Records shown:

-- -- --

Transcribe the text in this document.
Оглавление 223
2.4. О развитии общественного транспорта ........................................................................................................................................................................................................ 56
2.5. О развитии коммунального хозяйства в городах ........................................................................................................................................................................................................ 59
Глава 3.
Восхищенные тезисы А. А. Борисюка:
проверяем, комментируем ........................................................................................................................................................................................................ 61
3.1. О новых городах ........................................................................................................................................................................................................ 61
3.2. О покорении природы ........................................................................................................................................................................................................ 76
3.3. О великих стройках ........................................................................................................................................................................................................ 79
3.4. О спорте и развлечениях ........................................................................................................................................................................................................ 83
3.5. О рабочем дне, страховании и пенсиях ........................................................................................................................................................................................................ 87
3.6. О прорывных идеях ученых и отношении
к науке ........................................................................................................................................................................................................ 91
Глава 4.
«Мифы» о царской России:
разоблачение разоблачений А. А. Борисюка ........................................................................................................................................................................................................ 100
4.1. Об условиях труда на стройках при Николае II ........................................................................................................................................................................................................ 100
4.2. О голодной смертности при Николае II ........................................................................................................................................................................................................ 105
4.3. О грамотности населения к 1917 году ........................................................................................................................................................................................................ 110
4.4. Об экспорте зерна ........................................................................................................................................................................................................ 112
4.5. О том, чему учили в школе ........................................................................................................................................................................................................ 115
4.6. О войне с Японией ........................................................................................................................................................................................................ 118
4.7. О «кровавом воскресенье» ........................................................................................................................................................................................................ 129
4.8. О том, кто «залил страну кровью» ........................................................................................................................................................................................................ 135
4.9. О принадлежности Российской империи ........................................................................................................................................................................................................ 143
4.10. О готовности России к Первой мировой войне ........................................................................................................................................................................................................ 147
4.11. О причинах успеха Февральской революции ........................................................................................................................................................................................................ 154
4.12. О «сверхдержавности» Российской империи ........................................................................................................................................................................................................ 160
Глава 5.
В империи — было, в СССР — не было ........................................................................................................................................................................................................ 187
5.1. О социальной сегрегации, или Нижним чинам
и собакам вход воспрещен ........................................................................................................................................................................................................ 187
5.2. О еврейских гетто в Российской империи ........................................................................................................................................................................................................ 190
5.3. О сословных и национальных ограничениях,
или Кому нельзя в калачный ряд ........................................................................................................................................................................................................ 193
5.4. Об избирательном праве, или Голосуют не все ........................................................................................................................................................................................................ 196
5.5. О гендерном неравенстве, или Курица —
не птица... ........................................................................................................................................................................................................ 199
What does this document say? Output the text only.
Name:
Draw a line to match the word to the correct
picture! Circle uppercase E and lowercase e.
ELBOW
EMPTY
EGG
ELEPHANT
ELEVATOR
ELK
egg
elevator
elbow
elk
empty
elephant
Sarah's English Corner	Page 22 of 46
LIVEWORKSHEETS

-- -- --

Given problem: Write out the full listing exactly as given.

Answer to the task:
Transcribe the text in this document.
Оглавление 223
2.4. О развитии общественного транспорта ........................................................................................................................................................................................................ 56
2.5. О развитии коммунального хозяйства в городах ........................................................................................................................................................................................................ 59
Глава 3.
Восхищенные тезисы А. А. Борисюка:
проверяем, комментируем ........................................................................................................................................................................................................ 61
3.1. О новых городах ........................................................................................................................................................................................................ 61
3.2. О покорении природы ........................................................................................................................................................................................................ 76
3.3. О великих стройках ........................................................................................................................................................................................................ 79
3.4. О спорте и развлечениях ........................................................................................................................................................................................................ 83
3.5. О рабочем дне, страховании и пенсиях ........................................................................................................................................................................................................ 87
3.6. О прорывных идеях ученых и отношении
к науке ........................................................................................................................................................................................................ 91
Глава 4.
«Мифы» о царской России:
разоблачение разоблачений А. А. Борисюка ........................................................................................................................................................................................................ 100
4.1. Об условиях труда на стройках при Николае II ........................................................................................................................................................................................................ 100
4.2. О голодной смертности при Николае II ........................................................................................................................................................................................................ 105
4.3. О грамотности населения к 1917 году ........................................................................................................................................................................................................ 110
4.4. Об экспорте зерна ........................................................................................................................................................................................................ 112
4.5. О том, чему учили в школе ........................................................................................................................................................................................................ 115
4.6. О войне с Японией ........................................................................................................................................................................................................ 118
4.7. О «кровавом воскресенье» ........................................................................................................................................................................................................ 129
4.8. О том, кто «залил страну кровью» ........................................................................................................................................................................................................ 135
4.9. О принадлежности Российской империи ........................................................................................................................................................................................................ 143
4.10. О готовности России к Первой мировой войне ........................................................................................................................................................................................................ 147
4.11. О причинах успеха Февральской революции ........................................................................................................................................................................................................ 154
4.12. О «сверхдержавности» Российской империи ........................................................................................................................................................................................................ 160
Глава 5.
В империи — было, в СССР — не было ........................................................................................................................................................................................................ 187
5.1. О социальной сегрегации, или Нижним чинам
и собакам вход воспрещен ........................................................................................................................................................................................................ 187
5.2. О еврейских гетто в Российской империи ........................................................................................................................................................................................................ 190
5.3. О сословных и национальных ограничениях,
или Кому нельзя в калачный ряд ........................................................................................................................................................................................................ 193
5.4. Об избирательном праве, или Голосуют не все ........................................................................................................................................................................................................ 196
5.5. О гендерном неравенстве, или Курица —
не птица... ........................................................................................................................................................................................................ 199
What does this document say? Output the text only.
Name:
Draw a line to match the word to the correct
picture! Circle uppercase E and lowercase e.
ELBOW
EMPTY
EGG
ELEPHANT
ELEVATOR
ELK
egg
elevator
elbow
elk
empty
elephant
Sarah's English Corner	Page 22 of 46
LIVEWORKSHEETS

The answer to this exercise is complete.